§ Short problem
Reproduce the data exactly and drop any pictures it holds.
** Begin Material shown **
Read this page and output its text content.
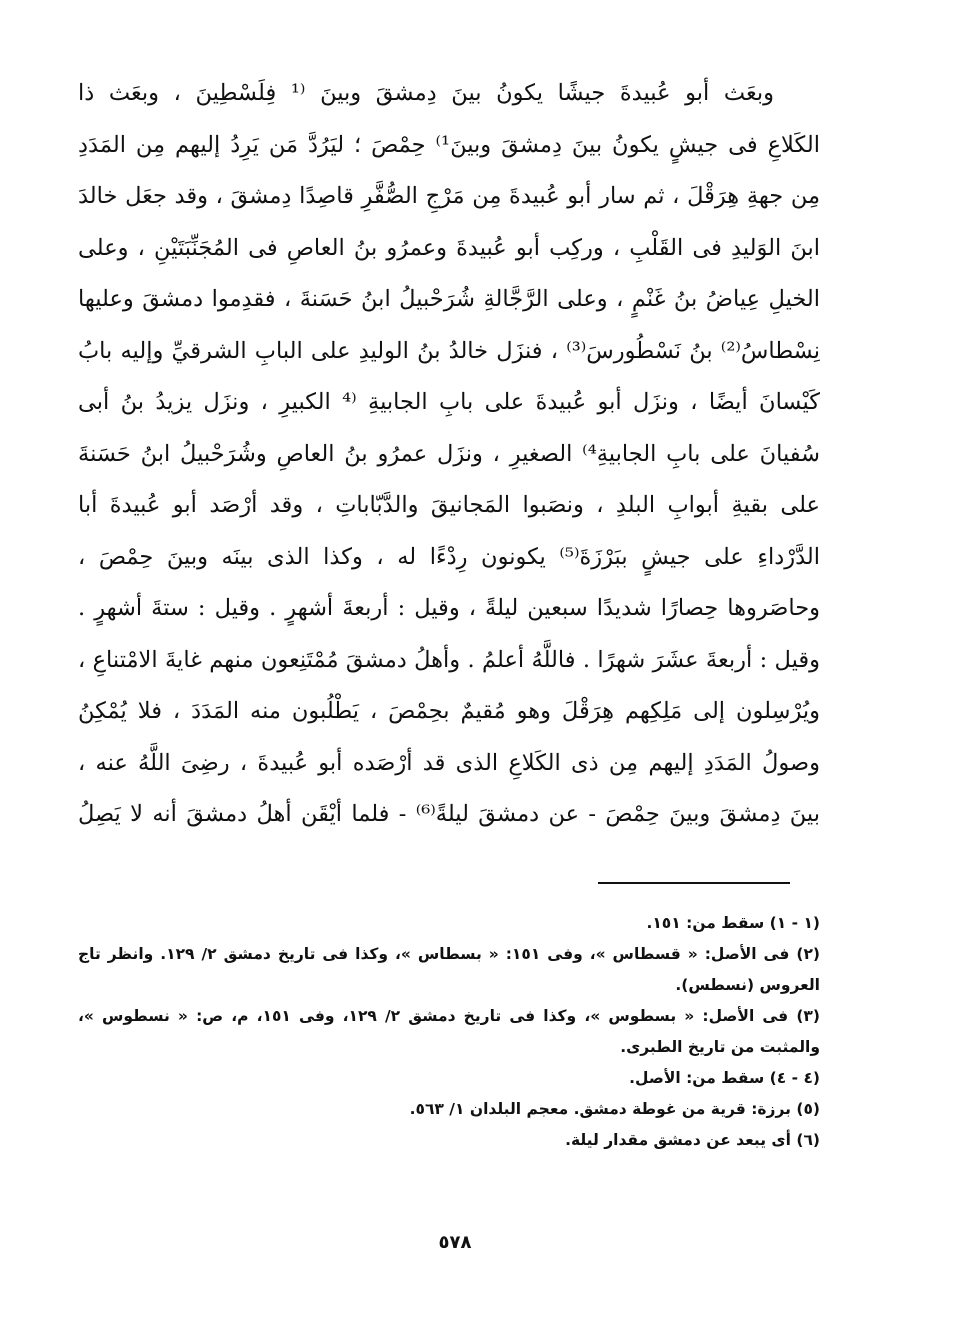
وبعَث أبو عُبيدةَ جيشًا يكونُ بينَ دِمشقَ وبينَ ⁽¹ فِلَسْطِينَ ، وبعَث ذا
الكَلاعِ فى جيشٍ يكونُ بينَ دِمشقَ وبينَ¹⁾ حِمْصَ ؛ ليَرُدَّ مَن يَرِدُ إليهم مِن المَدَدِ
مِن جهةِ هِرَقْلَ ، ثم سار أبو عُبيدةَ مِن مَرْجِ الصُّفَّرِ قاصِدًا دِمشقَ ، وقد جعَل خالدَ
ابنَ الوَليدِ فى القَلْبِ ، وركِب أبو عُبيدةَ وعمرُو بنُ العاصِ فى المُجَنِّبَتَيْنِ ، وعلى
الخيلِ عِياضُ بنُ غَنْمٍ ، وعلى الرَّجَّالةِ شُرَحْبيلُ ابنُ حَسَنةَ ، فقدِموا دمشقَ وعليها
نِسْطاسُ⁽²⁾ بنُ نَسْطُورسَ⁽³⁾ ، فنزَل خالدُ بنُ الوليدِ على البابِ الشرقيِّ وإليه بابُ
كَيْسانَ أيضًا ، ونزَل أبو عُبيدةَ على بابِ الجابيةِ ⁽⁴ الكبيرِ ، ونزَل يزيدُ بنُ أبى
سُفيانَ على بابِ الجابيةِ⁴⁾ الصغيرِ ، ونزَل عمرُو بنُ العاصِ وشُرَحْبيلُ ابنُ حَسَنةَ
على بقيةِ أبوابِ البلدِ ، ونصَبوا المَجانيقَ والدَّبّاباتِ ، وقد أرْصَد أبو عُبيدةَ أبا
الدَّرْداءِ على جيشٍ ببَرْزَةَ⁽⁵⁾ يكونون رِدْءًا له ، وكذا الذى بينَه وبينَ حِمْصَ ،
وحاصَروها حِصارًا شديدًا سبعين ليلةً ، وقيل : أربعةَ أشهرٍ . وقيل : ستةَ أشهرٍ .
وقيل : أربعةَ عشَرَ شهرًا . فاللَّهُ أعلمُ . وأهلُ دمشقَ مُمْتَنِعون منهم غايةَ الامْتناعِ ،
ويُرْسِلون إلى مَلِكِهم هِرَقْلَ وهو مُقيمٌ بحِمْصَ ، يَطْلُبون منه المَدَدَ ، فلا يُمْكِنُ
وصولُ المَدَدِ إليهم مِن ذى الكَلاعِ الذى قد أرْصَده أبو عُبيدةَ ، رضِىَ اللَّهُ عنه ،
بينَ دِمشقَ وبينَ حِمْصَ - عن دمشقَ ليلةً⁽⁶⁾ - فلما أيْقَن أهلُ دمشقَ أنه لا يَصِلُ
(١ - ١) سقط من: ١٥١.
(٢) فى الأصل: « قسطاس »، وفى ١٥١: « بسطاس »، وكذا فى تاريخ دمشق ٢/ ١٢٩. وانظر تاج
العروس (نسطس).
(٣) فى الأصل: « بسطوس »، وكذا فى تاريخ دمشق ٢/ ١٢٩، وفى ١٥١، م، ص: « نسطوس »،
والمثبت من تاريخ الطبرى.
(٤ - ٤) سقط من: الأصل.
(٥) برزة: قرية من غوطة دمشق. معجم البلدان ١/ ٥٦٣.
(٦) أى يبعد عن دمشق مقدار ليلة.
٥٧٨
** End Material shown **
§ Answer for this exercise
Read this page and output its text content.
وبعَث أبو عُبيدةَ جيشًا يكونُ بينَ دِمشقَ وبينَ ⁽¹ فِلَسْطِينَ ، وبعَث ذا
الكَلاعِ فى جيشٍ يكونُ بينَ دِمشقَ وبينَ¹⁾ حِمْصَ ؛ ليَرُدَّ مَن يَرِدُ إليهم مِن المَدَدِ
مِن جهةِ هِرَقْلَ ، ثم سار أبو عُبيدةَ مِن مَرْجِ الصُّفَّرِ قاصِدًا دِمشقَ ، وقد جعَل خالدَ
ابنَ الوَليدِ فى القَلْبِ ، وركِب أبو عُبيدةَ وعمرُو بنُ العاصِ فى المُجَنِّبَتَيْنِ ، وعلى
الخيلِ عِياضُ بنُ غَنْمٍ ، وعلى الرَّجَّالةِ شُرَحْبيلُ ابنُ حَسَنةَ ، فقدِموا دمشقَ وعليها
نِسْطاسُ⁽²⁾ بنُ نَسْطُورسَ⁽³⁾ ، فنزَل خالدُ بنُ الوليدِ على البابِ الشرقيِّ وإليه بابُ
كَيْسانَ أيضًا ، ونزَل أبو عُبيدةَ على بابِ الجابيةِ ⁽⁴ الكبيرِ ، ونزَل يزيدُ بنُ أبى
سُفيانَ على بابِ الجابيةِ⁴⁾ الصغيرِ ، ونزَل عمرُو بنُ العاصِ وشُرَحْبيلُ ابنُ حَسَنةَ
على بقيةِ أبوابِ البلدِ ، ونصَبوا المَجانيقَ والدَّبّاباتِ ، وقد أرْصَد أبو عُبيدةَ أبا
الدَّرْداءِ على جيشٍ ببَرْزَةَ⁽⁵⁾ يكونون رِدْءًا له ، وكذا الذى بينَه وبينَ حِمْصَ ،
وحاصَروها حِصارًا شديدًا سبعين ليلةً ، وقيل : أربعةَ أشهرٍ . وقيل : ستةَ أشهرٍ .
وقيل : أربعةَ عشَرَ شهرًا . فاللَّهُ أعلمُ . وأهلُ دمشقَ مُمْتَنِعون منهم غايةَ الامْتناعِ ،
ويُرْسِلون إلى مَلِكِهم هِرَقْلَ وهو مُقيمٌ بحِمْصَ ، يَطْلُبون منه المَدَدَ ، فلا يُمْكِنُ
وصولُ المَدَدِ إليهم مِن ذى الكَلاعِ الذى قد أرْصَده أبو عُبيدةَ ، رضِىَ اللَّهُ عنه ،
بينَ دِمشقَ وبينَ حِمْصَ - عن دمشقَ ليلةً⁽⁶⁾ - فلما أيْقَن أهلُ دمشقَ أنه لا يَصِلُ
(١ - ١) سقط من: ١٥١.
(٢) فى الأصل: « قسطاس »، وفى ١٥١: « بسطاس »، وكذا فى تاريخ دمشق ٢/ ١٢٩. وانظر تاج
العروس (نسطس).
(٣) فى الأصل: « بسطوس »، وكذا فى تاريخ دمشق ٢/ ١٢٩، وفى ١٥١، م، ص: « نسطوس »،
والمثبت من تاريخ الطبرى.
(٤ - ٤) سقط من: الأصل.
(٥) برزة: قرية من غوطة دمشق. معجم البلدان ١/ ٥٦٣.
(٦) أى يبعد عن دمشق مقدار ليلة.
٥٧٨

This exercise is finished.